→ **PROBLEM DESCRIPTION**
Give the data below again exactly as written, without its pictures.

++++ INPUT FOR THIS TASK

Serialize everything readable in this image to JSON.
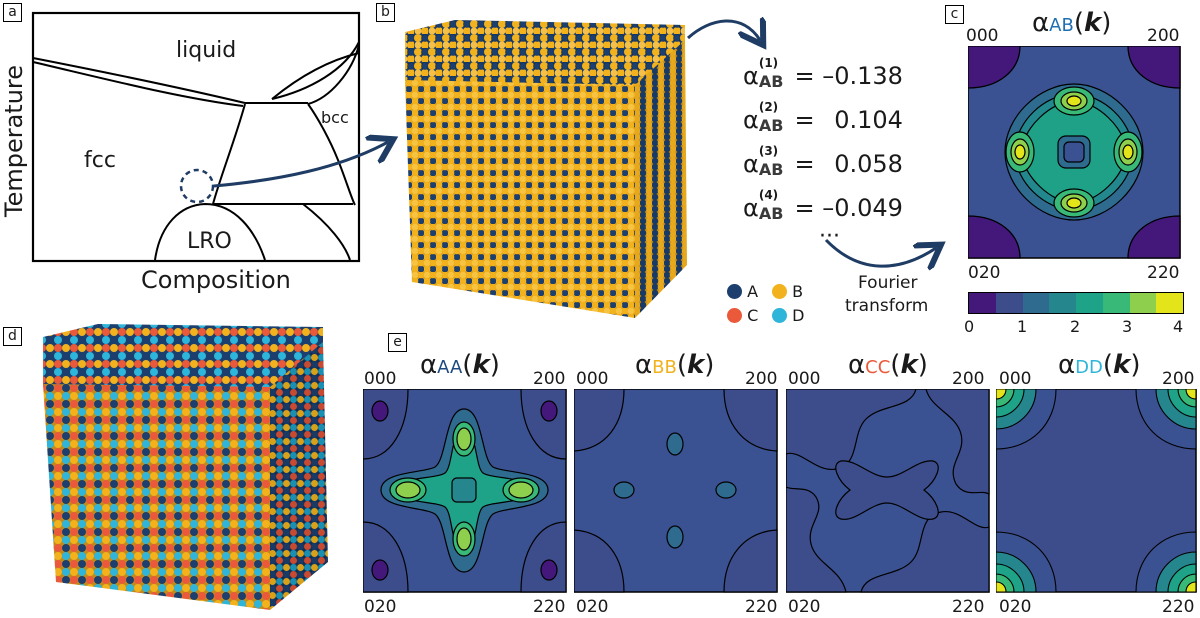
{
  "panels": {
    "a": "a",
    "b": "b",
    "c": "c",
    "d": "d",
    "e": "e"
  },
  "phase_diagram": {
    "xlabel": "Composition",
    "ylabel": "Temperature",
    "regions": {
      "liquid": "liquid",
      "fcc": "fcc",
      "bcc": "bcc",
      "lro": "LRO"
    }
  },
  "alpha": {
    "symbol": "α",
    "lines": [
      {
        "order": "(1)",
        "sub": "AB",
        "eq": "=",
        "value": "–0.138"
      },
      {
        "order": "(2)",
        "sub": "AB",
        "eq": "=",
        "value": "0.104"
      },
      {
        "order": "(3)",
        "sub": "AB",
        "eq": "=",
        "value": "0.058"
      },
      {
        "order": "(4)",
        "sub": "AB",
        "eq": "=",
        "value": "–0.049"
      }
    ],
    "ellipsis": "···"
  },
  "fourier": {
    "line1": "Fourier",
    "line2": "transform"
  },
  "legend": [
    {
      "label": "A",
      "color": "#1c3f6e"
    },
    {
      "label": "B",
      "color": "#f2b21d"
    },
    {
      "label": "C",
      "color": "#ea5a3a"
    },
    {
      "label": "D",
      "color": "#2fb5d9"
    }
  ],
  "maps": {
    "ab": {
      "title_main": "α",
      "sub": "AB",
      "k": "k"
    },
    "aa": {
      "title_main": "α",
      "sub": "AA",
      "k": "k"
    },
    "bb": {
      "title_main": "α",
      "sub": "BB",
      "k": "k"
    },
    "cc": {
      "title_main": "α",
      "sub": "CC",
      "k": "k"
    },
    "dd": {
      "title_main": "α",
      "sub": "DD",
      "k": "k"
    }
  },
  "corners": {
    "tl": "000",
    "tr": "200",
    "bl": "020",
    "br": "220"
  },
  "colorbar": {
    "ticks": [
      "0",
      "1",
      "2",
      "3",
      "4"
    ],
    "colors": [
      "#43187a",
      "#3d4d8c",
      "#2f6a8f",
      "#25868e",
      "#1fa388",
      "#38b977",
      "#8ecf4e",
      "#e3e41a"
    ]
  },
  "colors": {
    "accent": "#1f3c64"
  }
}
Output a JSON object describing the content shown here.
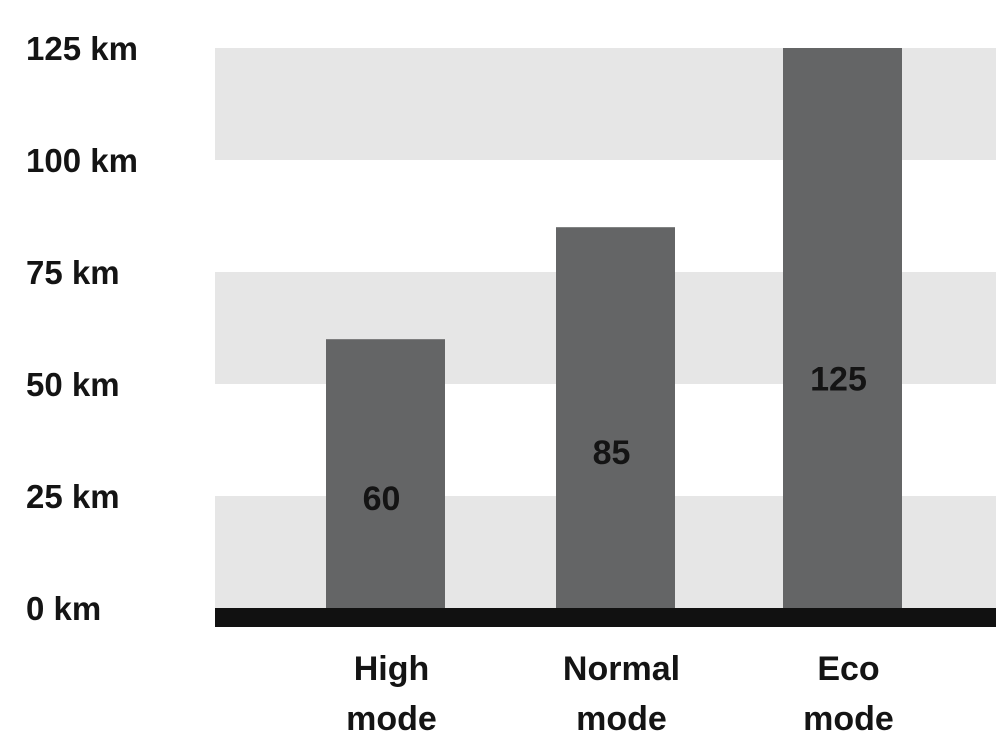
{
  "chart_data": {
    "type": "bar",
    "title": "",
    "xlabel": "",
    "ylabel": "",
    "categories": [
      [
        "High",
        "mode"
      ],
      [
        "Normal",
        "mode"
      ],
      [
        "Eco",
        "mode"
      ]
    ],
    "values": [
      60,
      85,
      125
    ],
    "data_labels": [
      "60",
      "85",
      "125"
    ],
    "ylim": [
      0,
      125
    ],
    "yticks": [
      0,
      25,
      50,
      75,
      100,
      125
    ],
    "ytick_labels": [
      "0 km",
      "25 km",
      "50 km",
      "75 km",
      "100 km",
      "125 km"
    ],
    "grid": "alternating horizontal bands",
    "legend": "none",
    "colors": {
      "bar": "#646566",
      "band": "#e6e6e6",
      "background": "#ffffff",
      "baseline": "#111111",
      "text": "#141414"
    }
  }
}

++++++++

→ **WORKED ANSWER**
Serialize everything readable in this image to JSON.
{
  "panels": {
    "a": "a",
    "b": "b",
    "c": "c",
    "d": "d",
    "e": "e"
  },
  "phase_diagram": {
    "xlabel": "Composition",
    "ylabel": "Temperature",
    "regions": {
      "liquid": "liquid",
      "fcc": "fcc",
      "bcc": "bcc",
      "lro": "LRO"
    }
  },
  "alpha": {
    "symbol": "α",
    "lines": [
      {
        "order": "(1)",
        "sub": "AB",
        "eq": "=",
        "value": "–0.138"
      },
      {
        "order": "(2)",
        "sub": "AB",
        "eq": "=",
        "value": "0.104"
      },
      {
        "order": "(3)",
        "sub": "AB",
        "eq": "=",
        "value": "0.058"
      },
      {
        "order": "(4)",
        "sub": "AB",
        "eq": "=",
        "value": "–0.049"
      }
    ],
    "ellipsis": "···"
  },
  "fourier": {
    "line1": "Fourier",
    "line2": "transform"
  },
  "legend": [
    {
      "label": "A",
      "color": "#1c3f6e"
    },
    {
      "label": "B",
      "color": "#f2b21d"
    },
    {
      "label": "C",
      "color": "#ea5a3a"
    },
    {
      "label": "D",
      "color": "#2fb5d9"
    }
  ],
  "maps": {
    "ab": {
      "title_main": "α",
      "sub": "AB",
      "k": "k"
    },
    "aa": {
      "title_main": "α",
      "sub": "AA",
      "k": "k"
    },
    "bb": {
      "title_main": "α",
      "sub": "BB",
      "k": "k"
    },
    "cc": {
      "title_main": "α",
      "sub": "CC",
      "k": "k"
    },
    "dd": {
      "title_main": "α",
      "sub": "DD",
      "k": "k"
    }
  },
  "corners": {
    "tl": "000",
    "tr": "200",
    "bl": "020",
    "br": "220"
  },
  "colorbar": {
    "ticks": [
      "0",
      "1",
      "2",
      "3",
      "4"
    ],
    "colors": [
      "#43187a",
      "#3d4d8c",
      "#2f6a8f",
      "#25868e",
      "#1fa388",
      "#38b977",
      "#8ecf4e",
      "#e3e41a"
    ]
  },
  "colors": {
    "accent": "#1f3c64"
  }
}
Output a JSON object describing the content shown here.
{
  "chart_data": {
    "type": "bar",
    "title": "",
    "xlabel": "",
    "ylabel": "",
    "categories": [
      [
        "High",
        "mode"
      ],
      [
        "Normal",
        "mode"
      ],
      [
        "Eco",
        "mode"
      ]
    ],
    "values": [
      60,
      85,
      125
    ],
    "data_labels": [
      "60",
      "85",
      "125"
    ],
    "ylim": [
      0,
      125
    ],
    "yticks": [
      0,
      25,
      50,
      75,
      100,
      125
    ],
    "ytick_labels": [
      "0 km",
      "25 km",
      "50 km",
      "75 km",
      "100 km",
      "125 km"
    ],
    "grid": "alternating horizontal bands",
    "legend": "none",
    "colors": {
      "bar": "#646566",
      "band": "#e6e6e6",
      "background": "#ffffff",
      "baseline": "#111111",
      "text": "#141414"
    }
  }
}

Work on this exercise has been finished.